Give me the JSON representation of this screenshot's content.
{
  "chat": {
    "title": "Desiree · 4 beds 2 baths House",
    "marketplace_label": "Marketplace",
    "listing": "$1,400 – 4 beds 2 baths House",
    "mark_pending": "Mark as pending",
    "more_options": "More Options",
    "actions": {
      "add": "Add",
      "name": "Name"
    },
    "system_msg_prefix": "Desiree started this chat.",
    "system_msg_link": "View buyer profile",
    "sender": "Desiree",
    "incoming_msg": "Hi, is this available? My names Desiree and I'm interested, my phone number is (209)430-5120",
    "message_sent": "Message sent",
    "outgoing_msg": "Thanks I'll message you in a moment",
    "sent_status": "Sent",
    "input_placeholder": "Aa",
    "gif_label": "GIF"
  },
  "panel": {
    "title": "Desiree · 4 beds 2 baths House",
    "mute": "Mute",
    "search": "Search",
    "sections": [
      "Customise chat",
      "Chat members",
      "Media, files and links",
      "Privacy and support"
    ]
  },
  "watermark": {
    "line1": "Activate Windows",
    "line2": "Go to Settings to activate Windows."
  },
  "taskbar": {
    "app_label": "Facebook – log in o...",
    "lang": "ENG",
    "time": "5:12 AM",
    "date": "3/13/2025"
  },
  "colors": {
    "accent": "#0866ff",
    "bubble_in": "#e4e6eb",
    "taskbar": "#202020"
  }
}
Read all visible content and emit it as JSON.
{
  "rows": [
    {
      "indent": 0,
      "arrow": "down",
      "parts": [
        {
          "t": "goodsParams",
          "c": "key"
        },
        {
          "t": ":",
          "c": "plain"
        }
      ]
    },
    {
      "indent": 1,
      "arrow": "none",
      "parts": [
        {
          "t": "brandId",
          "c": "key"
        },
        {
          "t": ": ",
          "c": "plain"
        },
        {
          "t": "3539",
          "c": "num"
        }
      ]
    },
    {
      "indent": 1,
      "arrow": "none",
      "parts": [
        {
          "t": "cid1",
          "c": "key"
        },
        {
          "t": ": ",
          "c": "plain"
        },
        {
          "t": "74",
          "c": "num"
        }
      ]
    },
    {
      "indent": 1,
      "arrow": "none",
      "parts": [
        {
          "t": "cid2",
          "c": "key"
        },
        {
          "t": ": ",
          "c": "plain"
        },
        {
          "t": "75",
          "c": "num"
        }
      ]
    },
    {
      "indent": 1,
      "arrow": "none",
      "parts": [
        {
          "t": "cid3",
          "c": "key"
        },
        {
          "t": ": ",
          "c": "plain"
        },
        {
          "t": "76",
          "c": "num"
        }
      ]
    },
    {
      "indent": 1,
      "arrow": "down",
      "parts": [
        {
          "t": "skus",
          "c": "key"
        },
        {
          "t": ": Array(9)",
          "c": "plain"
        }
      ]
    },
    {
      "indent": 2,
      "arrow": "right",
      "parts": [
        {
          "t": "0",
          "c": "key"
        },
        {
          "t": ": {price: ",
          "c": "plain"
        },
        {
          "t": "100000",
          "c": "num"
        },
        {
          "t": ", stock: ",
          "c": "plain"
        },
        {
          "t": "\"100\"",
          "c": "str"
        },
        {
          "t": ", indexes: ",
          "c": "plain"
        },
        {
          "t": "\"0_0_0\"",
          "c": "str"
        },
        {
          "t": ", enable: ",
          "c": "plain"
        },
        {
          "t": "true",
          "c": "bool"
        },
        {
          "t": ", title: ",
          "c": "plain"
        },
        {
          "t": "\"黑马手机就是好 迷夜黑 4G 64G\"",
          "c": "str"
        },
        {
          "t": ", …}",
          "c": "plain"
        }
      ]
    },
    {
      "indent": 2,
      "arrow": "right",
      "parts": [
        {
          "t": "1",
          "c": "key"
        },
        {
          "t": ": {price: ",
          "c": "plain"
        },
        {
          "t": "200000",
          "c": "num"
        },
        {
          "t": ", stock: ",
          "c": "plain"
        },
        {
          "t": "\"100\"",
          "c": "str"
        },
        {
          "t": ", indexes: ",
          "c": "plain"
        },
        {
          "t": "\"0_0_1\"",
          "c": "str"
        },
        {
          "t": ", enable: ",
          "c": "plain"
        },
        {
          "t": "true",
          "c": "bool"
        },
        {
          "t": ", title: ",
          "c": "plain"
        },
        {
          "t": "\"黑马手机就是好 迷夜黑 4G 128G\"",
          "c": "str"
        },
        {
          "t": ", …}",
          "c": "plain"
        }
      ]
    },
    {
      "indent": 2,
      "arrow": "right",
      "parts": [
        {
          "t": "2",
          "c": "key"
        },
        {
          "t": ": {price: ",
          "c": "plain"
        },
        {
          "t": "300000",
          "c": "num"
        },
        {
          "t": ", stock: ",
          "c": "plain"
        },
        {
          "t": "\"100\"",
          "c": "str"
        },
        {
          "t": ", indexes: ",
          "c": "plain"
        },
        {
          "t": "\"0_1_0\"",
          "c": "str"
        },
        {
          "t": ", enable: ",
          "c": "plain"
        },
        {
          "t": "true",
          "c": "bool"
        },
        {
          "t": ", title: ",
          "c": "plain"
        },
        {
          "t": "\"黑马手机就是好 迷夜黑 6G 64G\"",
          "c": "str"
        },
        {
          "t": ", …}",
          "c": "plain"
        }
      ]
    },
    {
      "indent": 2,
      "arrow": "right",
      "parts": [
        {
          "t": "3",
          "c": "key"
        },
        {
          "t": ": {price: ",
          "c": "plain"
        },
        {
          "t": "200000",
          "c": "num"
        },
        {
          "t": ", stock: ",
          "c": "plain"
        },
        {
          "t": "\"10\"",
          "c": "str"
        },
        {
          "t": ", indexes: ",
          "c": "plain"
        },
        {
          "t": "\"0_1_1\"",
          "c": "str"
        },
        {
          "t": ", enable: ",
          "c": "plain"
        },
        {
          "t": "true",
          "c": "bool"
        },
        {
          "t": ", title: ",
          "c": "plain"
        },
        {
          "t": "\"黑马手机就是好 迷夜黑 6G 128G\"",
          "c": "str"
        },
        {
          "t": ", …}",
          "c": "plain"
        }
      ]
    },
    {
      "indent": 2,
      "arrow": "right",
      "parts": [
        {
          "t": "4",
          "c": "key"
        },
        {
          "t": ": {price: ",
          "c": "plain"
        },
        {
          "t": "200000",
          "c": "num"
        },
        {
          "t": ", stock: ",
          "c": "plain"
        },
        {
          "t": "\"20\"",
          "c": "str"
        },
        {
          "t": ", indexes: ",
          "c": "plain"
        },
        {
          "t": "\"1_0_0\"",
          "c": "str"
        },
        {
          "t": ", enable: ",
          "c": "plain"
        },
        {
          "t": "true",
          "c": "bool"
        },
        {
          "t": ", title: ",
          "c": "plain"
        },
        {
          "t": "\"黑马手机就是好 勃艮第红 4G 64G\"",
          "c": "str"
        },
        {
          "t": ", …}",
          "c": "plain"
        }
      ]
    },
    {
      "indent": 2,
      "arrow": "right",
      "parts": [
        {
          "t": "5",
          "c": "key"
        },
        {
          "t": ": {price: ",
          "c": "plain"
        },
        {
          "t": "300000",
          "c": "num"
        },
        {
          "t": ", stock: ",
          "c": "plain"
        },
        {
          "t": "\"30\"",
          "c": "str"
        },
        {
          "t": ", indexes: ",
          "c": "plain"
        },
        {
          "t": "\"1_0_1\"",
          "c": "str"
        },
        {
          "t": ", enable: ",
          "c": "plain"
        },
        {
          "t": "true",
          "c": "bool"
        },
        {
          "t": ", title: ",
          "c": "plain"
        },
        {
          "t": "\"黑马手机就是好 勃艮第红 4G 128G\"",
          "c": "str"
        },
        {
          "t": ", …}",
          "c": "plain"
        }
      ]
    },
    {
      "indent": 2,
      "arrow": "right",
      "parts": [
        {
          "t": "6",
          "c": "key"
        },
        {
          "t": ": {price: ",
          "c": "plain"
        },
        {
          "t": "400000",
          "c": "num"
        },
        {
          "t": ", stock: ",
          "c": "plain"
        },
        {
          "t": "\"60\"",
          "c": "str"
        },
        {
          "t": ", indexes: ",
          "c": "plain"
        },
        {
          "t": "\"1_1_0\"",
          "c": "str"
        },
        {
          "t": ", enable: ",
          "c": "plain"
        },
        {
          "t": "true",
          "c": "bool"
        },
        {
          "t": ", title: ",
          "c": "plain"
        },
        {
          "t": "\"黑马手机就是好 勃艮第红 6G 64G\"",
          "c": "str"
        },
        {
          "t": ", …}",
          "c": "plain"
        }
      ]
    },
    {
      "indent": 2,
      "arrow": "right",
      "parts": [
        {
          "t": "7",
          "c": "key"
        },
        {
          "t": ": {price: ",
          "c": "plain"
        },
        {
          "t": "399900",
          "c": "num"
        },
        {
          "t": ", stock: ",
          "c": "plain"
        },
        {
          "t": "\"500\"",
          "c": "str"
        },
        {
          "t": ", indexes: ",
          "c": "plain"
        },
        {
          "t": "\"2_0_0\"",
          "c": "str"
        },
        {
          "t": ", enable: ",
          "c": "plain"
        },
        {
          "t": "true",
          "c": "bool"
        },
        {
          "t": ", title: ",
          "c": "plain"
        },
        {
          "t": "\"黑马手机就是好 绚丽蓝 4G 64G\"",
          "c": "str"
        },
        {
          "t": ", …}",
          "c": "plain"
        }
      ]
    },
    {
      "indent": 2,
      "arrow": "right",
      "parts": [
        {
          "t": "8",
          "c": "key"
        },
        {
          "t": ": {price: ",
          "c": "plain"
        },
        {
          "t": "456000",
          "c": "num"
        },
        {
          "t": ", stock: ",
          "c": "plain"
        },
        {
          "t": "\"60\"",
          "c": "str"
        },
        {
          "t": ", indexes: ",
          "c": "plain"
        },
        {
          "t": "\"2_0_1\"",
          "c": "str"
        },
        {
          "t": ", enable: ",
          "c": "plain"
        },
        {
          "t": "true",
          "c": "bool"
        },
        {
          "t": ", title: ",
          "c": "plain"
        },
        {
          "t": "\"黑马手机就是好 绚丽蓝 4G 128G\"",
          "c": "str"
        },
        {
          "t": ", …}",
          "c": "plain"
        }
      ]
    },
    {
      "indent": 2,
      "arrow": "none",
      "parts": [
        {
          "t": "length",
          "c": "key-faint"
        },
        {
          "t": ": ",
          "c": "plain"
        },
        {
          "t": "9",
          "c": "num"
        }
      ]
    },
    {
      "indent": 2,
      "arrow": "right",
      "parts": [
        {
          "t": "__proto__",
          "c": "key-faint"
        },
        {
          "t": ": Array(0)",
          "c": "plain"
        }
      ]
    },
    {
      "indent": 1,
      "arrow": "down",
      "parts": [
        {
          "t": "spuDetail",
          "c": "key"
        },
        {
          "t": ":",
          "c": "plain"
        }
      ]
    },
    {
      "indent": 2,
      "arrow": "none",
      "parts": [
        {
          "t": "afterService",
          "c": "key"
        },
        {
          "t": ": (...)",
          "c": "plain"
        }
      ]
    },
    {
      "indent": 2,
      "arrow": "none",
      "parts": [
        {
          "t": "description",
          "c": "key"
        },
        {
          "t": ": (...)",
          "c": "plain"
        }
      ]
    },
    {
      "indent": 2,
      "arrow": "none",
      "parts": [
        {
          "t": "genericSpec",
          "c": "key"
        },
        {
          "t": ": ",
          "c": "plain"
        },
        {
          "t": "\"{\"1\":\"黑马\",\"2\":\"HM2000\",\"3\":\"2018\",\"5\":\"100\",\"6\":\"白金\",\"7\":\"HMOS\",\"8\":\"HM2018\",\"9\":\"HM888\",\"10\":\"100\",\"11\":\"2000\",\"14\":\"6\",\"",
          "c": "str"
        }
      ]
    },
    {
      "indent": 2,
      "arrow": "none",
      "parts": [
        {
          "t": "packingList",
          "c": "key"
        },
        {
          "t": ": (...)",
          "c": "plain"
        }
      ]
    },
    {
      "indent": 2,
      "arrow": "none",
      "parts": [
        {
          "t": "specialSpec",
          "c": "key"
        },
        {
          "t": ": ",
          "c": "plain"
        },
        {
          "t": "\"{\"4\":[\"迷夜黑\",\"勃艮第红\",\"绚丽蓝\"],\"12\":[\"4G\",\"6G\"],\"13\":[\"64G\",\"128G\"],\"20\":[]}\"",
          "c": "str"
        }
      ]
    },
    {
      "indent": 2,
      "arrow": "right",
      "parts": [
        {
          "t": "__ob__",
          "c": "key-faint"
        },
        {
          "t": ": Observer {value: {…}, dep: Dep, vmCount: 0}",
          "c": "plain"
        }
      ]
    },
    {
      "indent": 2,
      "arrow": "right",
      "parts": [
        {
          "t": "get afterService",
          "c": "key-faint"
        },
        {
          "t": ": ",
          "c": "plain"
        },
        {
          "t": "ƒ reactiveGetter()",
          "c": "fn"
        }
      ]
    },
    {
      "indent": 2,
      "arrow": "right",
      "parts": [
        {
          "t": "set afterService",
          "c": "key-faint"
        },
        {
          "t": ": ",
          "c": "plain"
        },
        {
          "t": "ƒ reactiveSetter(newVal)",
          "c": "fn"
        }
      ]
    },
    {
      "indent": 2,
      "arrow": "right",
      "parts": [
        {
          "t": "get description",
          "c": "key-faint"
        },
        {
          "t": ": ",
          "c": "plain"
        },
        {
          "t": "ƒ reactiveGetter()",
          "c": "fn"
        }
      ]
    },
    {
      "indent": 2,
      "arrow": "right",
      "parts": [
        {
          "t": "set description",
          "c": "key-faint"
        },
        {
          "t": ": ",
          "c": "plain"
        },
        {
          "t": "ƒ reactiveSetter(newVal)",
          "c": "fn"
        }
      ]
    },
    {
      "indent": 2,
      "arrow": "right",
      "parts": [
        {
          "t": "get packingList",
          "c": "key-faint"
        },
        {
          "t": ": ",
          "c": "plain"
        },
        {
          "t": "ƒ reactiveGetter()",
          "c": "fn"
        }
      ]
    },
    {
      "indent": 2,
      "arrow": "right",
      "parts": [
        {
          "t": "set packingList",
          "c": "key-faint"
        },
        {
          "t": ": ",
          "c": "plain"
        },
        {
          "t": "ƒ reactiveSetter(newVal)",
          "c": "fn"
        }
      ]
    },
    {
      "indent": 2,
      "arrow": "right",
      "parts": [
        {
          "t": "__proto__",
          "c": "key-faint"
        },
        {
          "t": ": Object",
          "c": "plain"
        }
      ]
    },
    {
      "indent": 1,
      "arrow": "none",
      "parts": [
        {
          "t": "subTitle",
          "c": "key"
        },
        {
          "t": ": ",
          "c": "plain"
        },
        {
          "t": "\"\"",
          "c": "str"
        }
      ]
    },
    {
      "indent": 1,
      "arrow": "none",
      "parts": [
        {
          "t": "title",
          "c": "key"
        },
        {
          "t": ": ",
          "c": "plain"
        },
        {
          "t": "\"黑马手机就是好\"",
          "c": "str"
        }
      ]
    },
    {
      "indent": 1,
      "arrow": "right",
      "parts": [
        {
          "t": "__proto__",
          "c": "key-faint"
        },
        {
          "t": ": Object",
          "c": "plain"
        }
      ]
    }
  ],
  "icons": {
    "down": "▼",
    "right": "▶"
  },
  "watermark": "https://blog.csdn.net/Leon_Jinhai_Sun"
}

Your instructions: Using the records above, say how many lines include the string "description". Only the number is wanted.

Output of the task: 3